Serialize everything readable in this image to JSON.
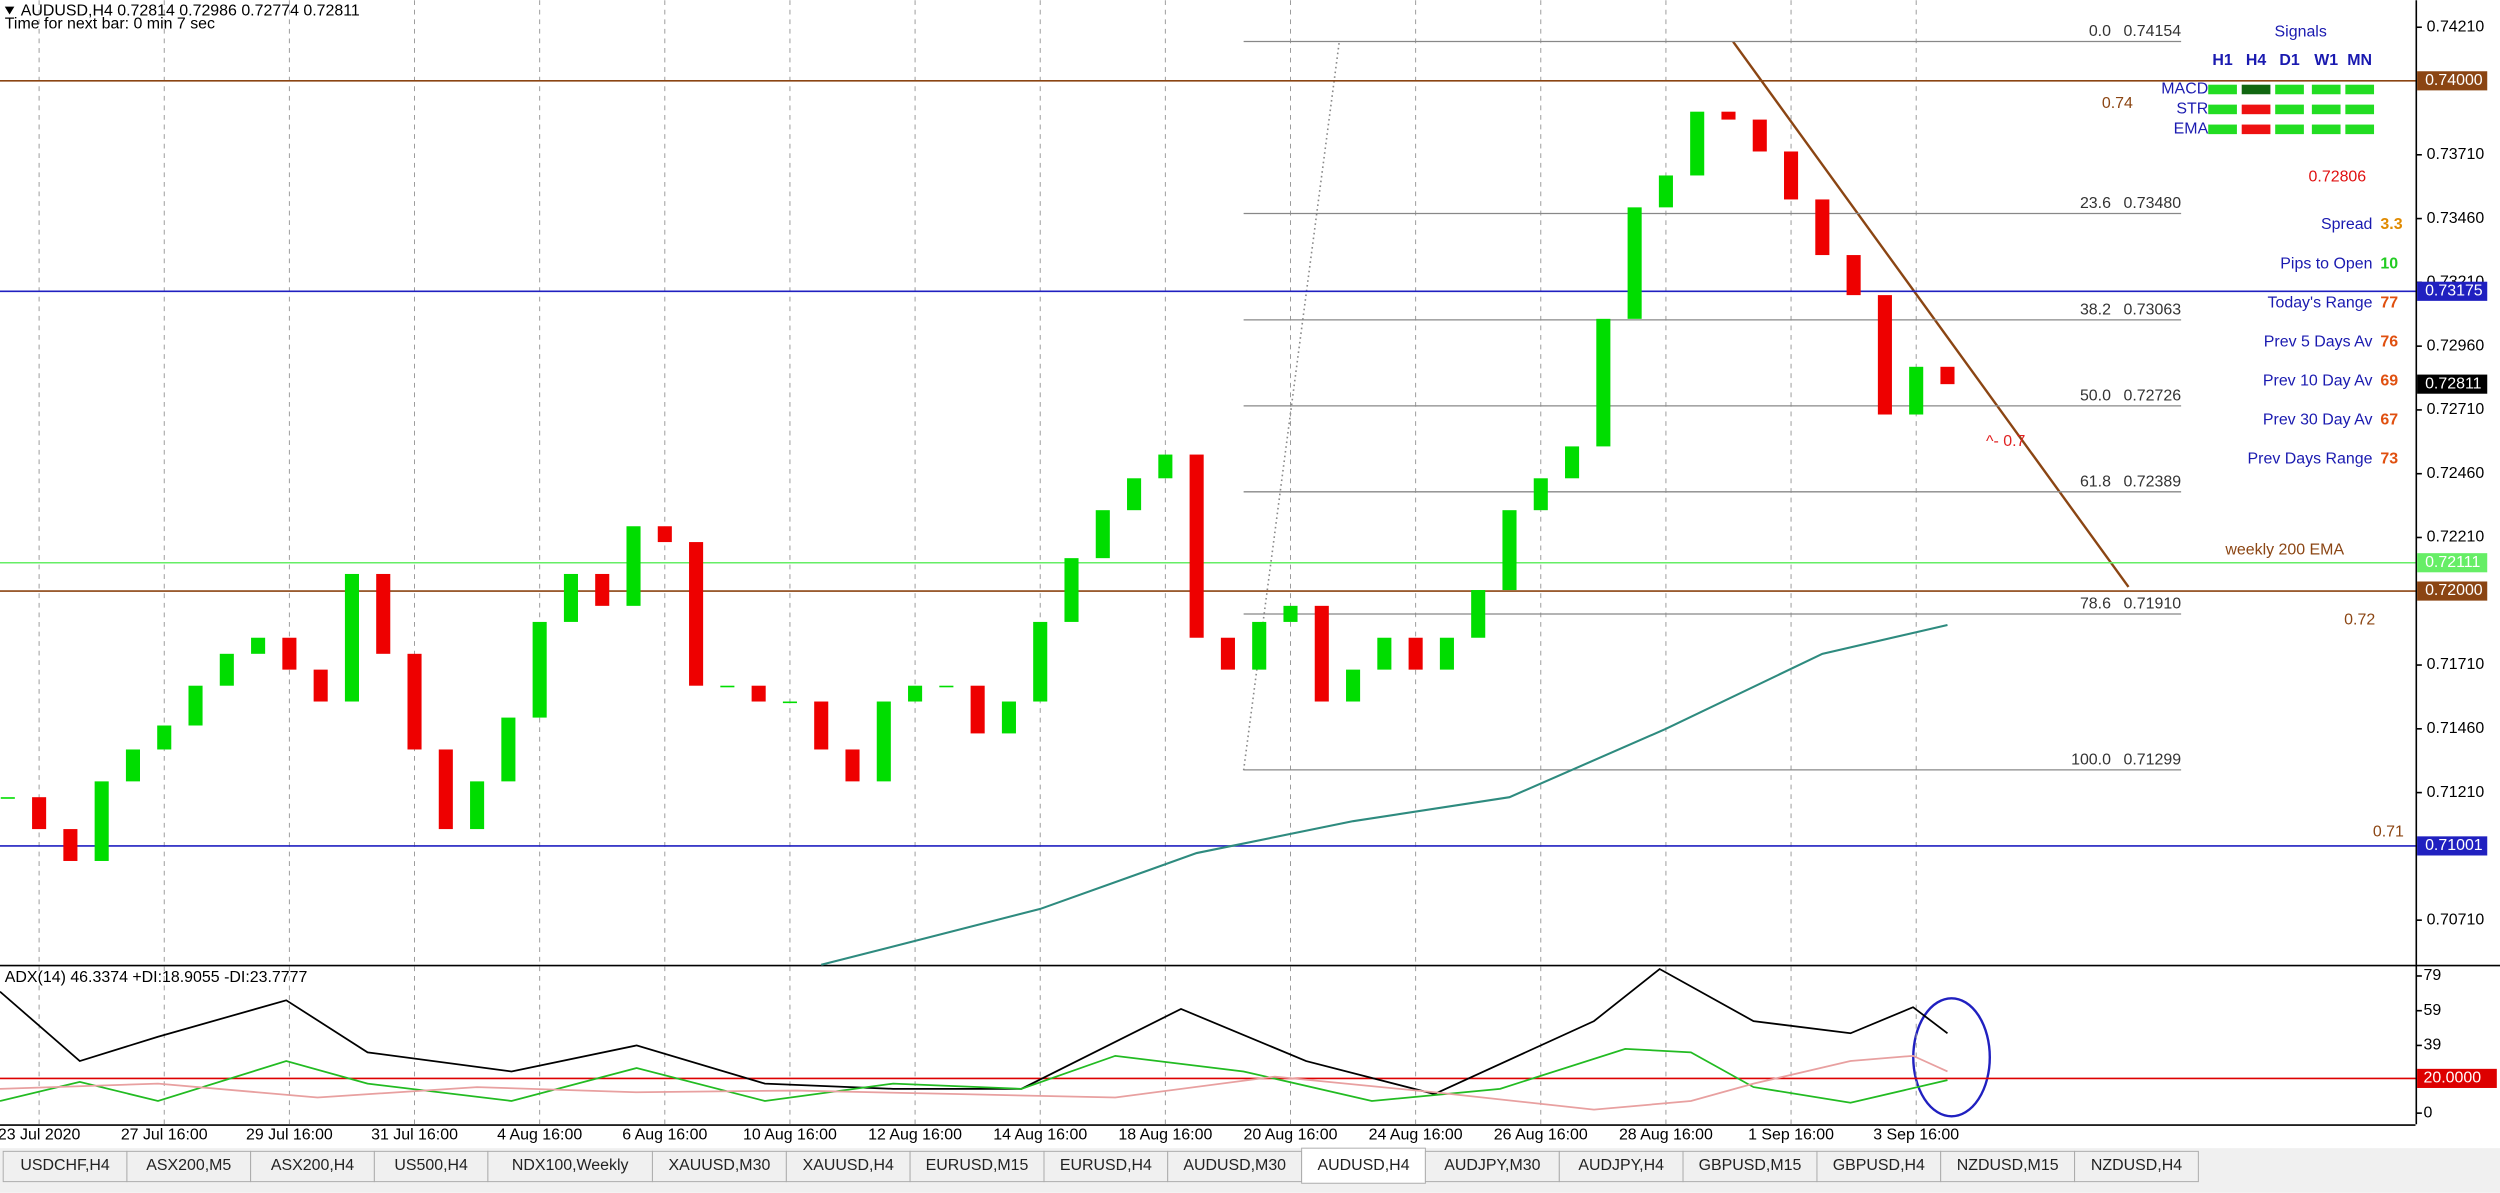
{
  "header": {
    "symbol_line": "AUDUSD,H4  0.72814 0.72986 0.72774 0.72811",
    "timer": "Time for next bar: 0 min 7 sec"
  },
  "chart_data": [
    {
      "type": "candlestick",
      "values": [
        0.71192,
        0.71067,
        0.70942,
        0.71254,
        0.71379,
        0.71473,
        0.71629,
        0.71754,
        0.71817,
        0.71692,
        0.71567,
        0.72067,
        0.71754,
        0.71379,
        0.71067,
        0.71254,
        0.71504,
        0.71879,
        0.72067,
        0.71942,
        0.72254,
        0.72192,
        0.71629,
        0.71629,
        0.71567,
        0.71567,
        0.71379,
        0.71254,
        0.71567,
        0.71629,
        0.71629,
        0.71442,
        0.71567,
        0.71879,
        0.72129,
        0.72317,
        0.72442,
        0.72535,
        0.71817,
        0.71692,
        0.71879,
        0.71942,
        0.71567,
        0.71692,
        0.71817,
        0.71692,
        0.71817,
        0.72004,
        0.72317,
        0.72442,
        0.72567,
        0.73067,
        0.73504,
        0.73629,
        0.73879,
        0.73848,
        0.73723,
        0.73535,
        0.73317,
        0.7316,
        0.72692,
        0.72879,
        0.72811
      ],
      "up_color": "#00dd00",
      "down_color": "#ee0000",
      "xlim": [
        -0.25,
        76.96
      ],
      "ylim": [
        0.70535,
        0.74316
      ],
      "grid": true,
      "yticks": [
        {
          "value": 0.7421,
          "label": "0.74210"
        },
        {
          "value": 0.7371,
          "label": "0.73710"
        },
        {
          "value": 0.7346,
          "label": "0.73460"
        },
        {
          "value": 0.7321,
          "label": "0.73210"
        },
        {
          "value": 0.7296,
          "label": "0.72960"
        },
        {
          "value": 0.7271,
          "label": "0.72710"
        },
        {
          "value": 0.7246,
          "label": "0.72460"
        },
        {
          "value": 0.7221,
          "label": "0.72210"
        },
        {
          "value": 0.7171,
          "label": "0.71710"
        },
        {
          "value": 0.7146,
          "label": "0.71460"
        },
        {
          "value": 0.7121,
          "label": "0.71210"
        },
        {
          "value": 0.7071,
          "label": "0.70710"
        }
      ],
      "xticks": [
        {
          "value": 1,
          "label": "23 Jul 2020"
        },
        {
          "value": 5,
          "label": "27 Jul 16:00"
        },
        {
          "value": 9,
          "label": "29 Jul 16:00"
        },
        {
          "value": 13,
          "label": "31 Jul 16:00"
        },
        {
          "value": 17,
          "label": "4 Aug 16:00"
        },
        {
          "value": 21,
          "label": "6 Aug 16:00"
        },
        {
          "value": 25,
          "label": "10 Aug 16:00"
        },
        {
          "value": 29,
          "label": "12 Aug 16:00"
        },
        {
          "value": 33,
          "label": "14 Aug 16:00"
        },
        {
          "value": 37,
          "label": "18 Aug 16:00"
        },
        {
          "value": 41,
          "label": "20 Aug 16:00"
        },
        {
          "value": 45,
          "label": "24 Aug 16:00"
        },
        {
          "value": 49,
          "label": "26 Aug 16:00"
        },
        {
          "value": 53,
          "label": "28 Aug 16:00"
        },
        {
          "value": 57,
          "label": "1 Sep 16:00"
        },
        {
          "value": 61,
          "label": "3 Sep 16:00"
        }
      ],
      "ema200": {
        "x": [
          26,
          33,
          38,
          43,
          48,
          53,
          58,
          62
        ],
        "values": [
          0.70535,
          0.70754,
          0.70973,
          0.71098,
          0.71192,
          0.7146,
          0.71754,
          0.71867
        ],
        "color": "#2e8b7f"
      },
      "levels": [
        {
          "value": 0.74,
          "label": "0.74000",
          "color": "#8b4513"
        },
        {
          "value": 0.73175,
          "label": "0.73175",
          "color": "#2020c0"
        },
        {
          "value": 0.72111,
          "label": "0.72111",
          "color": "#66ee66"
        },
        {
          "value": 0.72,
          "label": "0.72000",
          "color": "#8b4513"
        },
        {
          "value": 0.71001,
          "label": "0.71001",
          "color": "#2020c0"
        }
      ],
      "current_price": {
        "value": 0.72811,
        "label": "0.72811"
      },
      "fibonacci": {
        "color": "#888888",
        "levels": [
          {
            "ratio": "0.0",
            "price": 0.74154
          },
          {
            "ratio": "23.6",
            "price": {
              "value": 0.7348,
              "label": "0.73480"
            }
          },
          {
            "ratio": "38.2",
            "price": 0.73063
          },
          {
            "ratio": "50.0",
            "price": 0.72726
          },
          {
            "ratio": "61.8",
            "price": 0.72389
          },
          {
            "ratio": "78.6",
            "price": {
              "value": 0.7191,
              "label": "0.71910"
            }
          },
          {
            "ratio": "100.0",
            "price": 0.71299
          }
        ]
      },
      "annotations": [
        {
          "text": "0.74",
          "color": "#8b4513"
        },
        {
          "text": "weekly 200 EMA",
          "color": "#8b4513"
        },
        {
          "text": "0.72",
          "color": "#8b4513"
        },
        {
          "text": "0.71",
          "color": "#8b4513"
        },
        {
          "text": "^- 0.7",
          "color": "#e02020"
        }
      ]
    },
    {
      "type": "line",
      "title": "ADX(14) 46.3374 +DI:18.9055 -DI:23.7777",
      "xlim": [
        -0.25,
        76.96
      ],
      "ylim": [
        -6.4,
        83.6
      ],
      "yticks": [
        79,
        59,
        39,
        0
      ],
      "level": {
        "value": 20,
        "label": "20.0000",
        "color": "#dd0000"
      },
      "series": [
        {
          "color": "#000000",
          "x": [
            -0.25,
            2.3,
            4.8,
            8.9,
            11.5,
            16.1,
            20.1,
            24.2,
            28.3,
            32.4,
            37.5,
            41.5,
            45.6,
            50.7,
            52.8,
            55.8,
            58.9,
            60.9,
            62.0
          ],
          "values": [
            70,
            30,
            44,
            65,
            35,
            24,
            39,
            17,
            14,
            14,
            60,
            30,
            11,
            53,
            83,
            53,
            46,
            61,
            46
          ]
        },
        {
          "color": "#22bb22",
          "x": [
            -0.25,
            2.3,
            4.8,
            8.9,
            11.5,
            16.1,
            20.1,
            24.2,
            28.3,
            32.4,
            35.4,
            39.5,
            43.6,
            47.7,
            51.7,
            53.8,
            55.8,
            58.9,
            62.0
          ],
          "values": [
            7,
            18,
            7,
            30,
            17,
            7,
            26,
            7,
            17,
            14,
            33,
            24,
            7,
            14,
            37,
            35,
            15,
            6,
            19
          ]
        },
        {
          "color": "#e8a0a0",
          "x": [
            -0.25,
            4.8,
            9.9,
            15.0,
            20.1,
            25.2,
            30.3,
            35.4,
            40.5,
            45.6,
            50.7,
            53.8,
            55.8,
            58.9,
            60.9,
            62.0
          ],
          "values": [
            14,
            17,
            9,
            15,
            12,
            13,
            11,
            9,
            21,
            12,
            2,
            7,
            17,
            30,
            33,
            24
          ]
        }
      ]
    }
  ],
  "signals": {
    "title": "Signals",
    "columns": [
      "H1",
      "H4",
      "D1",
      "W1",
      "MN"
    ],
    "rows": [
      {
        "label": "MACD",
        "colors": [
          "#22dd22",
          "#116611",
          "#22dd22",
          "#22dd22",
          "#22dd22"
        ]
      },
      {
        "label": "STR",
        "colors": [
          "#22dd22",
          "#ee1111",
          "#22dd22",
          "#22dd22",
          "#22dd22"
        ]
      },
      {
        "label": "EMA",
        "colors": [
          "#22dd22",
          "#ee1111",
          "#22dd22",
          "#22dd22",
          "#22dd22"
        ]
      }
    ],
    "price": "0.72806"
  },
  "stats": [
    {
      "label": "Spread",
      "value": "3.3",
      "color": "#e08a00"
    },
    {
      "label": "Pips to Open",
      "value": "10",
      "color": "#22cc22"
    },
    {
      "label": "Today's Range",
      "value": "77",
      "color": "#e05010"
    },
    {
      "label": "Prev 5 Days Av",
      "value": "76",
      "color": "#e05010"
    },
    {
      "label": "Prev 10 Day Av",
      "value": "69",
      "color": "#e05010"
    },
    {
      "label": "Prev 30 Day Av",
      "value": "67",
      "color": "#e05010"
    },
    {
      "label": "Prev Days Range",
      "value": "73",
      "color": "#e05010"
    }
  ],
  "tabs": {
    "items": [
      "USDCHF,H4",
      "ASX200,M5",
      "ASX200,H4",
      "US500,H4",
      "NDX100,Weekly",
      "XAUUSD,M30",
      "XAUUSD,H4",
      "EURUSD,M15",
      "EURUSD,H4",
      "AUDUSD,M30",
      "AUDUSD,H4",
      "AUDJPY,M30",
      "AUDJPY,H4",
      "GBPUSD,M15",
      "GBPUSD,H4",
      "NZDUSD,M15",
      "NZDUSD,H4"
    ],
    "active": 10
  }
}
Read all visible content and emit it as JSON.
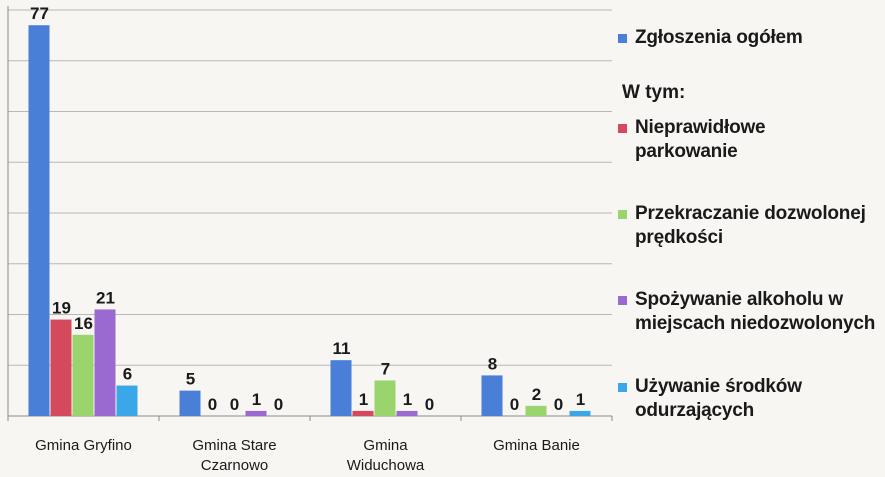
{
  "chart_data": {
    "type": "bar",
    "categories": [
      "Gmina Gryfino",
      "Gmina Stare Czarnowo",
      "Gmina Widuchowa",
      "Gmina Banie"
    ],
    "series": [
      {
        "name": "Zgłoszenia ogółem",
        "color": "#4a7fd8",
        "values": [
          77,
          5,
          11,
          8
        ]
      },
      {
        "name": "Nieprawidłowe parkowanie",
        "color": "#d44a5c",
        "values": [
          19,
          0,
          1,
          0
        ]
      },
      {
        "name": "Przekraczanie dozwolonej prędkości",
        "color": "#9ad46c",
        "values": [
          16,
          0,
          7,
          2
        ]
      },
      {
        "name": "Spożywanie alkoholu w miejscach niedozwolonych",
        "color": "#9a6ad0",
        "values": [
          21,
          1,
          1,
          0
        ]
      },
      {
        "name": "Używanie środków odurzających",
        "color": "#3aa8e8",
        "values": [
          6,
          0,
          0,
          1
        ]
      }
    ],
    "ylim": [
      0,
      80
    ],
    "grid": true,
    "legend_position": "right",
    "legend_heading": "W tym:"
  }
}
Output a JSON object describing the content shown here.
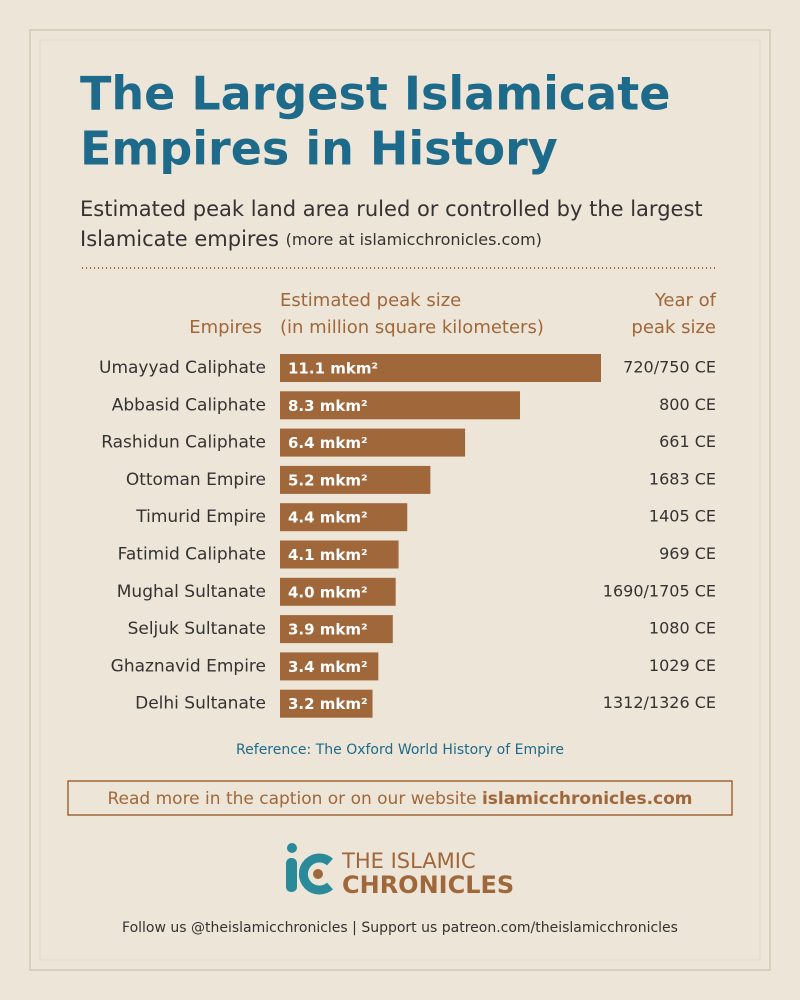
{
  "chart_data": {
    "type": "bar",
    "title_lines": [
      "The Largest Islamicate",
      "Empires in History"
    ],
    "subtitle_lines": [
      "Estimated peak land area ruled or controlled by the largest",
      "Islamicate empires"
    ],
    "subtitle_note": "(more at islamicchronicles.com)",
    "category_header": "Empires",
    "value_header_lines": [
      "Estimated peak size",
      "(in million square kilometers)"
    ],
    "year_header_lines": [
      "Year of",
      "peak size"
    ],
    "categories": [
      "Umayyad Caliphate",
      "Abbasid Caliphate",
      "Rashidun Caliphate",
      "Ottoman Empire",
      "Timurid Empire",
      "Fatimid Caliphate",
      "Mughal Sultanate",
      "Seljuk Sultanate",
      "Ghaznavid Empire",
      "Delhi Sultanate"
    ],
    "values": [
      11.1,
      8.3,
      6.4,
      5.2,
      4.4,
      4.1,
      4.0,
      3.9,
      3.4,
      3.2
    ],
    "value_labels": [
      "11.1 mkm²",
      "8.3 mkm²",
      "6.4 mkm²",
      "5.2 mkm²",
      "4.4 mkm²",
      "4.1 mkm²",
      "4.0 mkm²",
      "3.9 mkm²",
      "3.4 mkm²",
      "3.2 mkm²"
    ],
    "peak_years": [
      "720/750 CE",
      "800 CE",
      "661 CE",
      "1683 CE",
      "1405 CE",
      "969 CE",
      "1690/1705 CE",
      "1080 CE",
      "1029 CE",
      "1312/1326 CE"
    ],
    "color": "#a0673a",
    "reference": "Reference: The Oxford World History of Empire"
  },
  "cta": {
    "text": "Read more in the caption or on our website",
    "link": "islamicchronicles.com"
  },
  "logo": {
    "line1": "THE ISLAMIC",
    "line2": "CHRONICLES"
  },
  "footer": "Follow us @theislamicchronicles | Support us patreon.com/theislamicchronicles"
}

> TO BE DONE:
Go through the records. Copy each line where "JSON" appears.

> SOLUTION TO THIS PROBLEM:
Serialize everything readable in this image to JSON.
Read all visible content and emit it as JSON.
Output a JSON object describing the content shown here.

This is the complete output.